*** Stored rows
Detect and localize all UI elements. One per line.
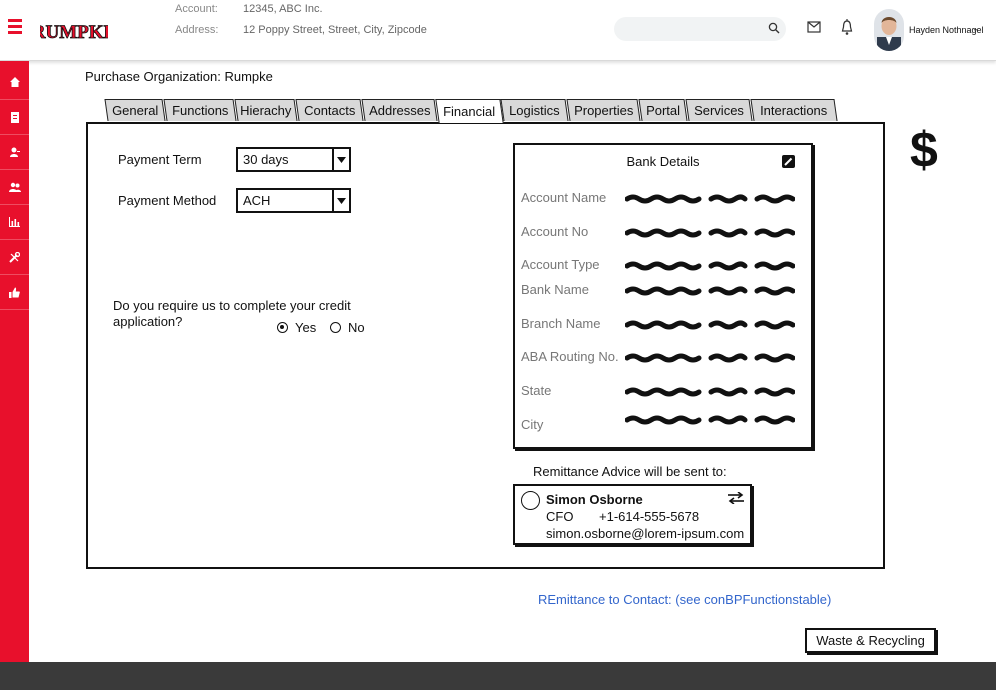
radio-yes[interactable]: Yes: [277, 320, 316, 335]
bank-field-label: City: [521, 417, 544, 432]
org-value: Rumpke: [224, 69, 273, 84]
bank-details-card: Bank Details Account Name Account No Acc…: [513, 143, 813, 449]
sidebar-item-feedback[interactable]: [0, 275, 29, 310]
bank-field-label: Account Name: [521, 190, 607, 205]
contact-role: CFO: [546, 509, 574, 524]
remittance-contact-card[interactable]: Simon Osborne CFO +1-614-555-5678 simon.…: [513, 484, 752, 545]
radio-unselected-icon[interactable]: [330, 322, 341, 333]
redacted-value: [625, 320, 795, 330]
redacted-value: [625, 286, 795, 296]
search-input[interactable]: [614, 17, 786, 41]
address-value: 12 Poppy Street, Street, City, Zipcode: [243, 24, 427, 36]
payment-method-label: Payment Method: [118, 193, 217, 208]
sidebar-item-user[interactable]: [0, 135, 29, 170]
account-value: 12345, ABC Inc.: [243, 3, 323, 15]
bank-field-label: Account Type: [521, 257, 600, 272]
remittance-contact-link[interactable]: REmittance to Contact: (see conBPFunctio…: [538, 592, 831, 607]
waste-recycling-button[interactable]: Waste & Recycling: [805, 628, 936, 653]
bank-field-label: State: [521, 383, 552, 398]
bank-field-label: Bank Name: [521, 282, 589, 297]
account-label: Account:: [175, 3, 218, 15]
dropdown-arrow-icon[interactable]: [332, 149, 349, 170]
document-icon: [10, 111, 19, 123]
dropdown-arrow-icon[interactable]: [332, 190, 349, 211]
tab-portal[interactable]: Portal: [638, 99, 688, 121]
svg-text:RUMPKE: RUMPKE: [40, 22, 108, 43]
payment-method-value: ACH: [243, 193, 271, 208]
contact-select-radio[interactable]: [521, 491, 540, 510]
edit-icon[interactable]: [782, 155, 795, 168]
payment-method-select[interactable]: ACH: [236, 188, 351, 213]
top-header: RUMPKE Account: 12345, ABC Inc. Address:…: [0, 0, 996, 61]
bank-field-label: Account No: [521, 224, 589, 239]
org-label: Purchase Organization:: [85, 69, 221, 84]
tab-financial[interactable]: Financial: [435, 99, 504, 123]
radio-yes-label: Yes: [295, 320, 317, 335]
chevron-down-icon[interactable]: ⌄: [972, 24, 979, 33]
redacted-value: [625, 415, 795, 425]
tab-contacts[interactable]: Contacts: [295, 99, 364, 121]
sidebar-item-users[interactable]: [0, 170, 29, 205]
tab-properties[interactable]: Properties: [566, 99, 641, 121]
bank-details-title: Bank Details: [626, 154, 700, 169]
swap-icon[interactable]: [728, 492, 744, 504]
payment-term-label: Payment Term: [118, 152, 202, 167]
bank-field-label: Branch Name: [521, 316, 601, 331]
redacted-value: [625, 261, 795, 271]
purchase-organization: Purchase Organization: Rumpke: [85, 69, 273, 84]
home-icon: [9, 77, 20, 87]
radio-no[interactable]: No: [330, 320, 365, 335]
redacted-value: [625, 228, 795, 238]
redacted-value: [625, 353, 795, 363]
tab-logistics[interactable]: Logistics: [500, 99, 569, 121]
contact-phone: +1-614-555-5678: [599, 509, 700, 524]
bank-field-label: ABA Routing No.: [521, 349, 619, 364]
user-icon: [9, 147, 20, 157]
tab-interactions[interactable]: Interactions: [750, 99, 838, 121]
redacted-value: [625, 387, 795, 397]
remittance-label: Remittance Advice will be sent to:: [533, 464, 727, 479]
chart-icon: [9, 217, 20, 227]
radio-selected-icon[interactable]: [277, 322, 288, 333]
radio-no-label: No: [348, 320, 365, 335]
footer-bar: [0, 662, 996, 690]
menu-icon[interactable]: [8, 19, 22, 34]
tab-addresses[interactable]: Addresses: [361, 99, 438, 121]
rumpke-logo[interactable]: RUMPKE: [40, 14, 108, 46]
******
Reproduce every row above verbatim, one per line, omitting the pictures.

Completed exercise:
Detect and localize all UI elements. One per line.
radio-yes[interactable]: Yes: [277, 320, 316, 335]
bank-field-label: City: [521, 417, 544, 432]
org-value: Rumpke: [224, 69, 273, 84]
bank-details-card: Bank Details Account Name Account No Acc…: [513, 143, 813, 449]
sidebar-item-feedback[interactable]: [0, 275, 29, 310]
bank-field-label: Account Name: [521, 190, 607, 205]
contact-role: CFO: [546, 509, 574, 524]
remittance-contact-card[interactable]: Simon Osborne CFO +1-614-555-5678 simon.…: [513, 484, 752, 545]
radio-unselected-icon[interactable]: [330, 322, 341, 333]
redacted-value: [625, 320, 795, 330]
redacted-value: [625, 286, 795, 296]
search-input[interactable]: [614, 17, 786, 41]
address-value: 12 Poppy Street, Street, City, Zipcode: [243, 24, 427, 36]
payment-method-label: Payment Method: [118, 193, 217, 208]
sidebar-item-user[interactable]: [0, 135, 29, 170]
account-value: 12345, ABC Inc.: [243, 3, 323, 15]
bank-field-label: Account Type: [521, 257, 600, 272]
remittance-contact-link[interactable]: REmittance to Contact: (see conBPFunctio…: [538, 592, 831, 607]
waste-recycling-button[interactable]: Waste & Recycling: [805, 628, 936, 653]
bank-field-label: State: [521, 383, 552, 398]
bank-field-label: Bank Name: [521, 282, 589, 297]
account-label: Account:: [175, 3, 218, 15]
dropdown-arrow-icon[interactable]: [332, 149, 349, 170]
document-icon: [10, 111, 19, 123]
dropdown-arrow-icon[interactable]: [332, 190, 349, 211]
tab-portal[interactable]: Portal: [638, 99, 688, 121]
svg-text:RUMPKE: RUMPKE: [40, 22, 108, 43]
payment-method-value: ACH: [243, 193, 271, 208]
contact-select-radio[interactable]: [521, 491, 540, 510]
edit-icon[interactable]: [782, 155, 795, 168]
payment-method-select[interactable]: ACH: [236, 188, 351, 213]
top-header: RUMPKE Account: 12345, ABC Inc. Address:…: [0, 0, 996, 61]
bank-field-label: Account No: [521, 224, 589, 239]
org-label: Purchase Organization:: [85, 69, 221, 84]
tab-financial[interactable]: Financial: [435, 99, 504, 123]
radio-yes-label: Yes: [295, 320, 317, 335]
chevron-down-icon[interactable]: ⌄: [972, 24, 979, 33]
redacted-value: [625, 415, 795, 425]
tab-contacts[interactable]: Contacts: [295, 99, 364, 121]
sidebar-item-users[interactable]: [0, 170, 29, 205]
tab-properties[interactable]: Properties: [566, 99, 641, 121]
bank-details-title: Bank Details: [626, 154, 700, 169]
swap-icon[interactable]: [728, 492, 744, 504]
payment-term-label: Payment Term: [118, 152, 202, 167]
bank-field-label: Branch Name: [521, 316, 601, 331]
redacted-value: [625, 261, 795, 271]
purchase-organization: Purchase Organization: Rumpke: [85, 69, 273, 84]
home-icon: [9, 77, 20, 87]
radio-no[interactable]: No: [330, 320, 365, 335]
redacted-value: [625, 228, 795, 238]
redacted-value: [625, 353, 795, 363]
tab-logistics[interactable]: Logistics: [500, 99, 569, 121]
contact-phone: +1-614-555-5678: [599, 509, 700, 524]
bank-field-label: ABA Routing No.: [521, 349, 619, 364]
user-icon: [9, 147, 20, 157]
tab-interactions[interactable]: Interactions: [750, 99, 838, 121]
redacted-value: [625, 387, 795, 397]
remittance-label: Remittance Advice will be sent to:: [533, 464, 727, 479]
chart-icon: [9, 217, 20, 227]
radio-selected-icon[interactable]: [277, 322, 288, 333]
radio-no-label: No: [348, 320, 365, 335]
footer-bar: [0, 662, 996, 690]
menu-icon[interactable]: [8, 19, 22, 34]
tab-addresses[interactable]: Addresses: [361, 99, 438, 121]
rumpke-logo[interactable]: RUMPKE: [40, 14, 108, 46]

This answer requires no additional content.